# Aim of the exercise:
Search the records for the word "Maverick" and pick out every line that has it.

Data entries
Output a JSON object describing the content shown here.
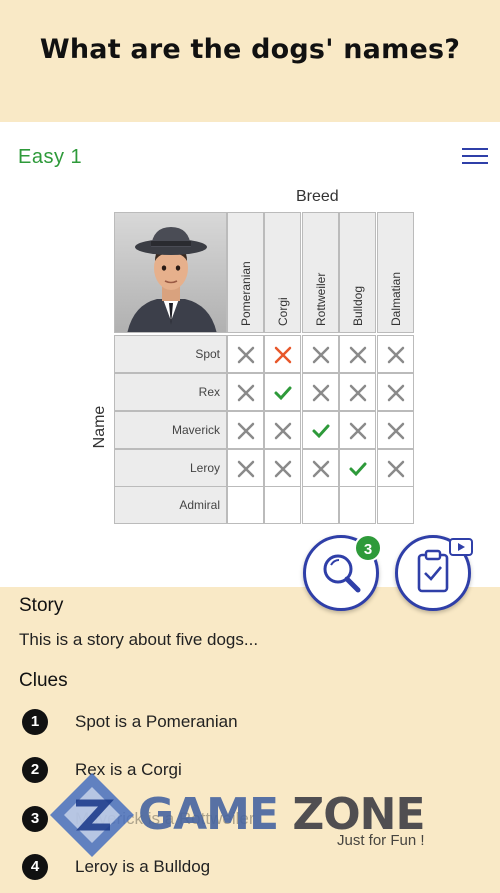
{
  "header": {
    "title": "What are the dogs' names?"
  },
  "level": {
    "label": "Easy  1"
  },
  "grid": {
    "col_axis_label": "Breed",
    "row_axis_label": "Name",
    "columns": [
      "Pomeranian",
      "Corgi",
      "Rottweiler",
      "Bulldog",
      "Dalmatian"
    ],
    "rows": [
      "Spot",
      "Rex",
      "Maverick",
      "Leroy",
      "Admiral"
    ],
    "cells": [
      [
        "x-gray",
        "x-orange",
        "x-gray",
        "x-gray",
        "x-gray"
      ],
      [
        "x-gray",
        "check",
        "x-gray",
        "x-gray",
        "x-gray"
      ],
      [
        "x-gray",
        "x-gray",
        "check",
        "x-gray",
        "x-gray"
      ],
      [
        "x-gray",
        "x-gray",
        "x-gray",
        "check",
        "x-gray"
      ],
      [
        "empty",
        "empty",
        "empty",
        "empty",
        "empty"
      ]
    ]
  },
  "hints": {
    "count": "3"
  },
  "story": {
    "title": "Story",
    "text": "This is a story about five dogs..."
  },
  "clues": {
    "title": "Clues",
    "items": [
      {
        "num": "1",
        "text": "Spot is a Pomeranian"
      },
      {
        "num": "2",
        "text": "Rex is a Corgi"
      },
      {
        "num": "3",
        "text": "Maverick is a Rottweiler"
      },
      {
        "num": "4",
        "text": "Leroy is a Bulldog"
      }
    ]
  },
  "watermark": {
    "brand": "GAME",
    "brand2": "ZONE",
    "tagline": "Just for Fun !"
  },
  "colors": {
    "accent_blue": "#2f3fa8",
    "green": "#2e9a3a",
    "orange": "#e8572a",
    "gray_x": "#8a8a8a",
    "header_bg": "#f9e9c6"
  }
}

# Completed task:
      "Maverick",
        "text": "Maverick is a Rottweiler"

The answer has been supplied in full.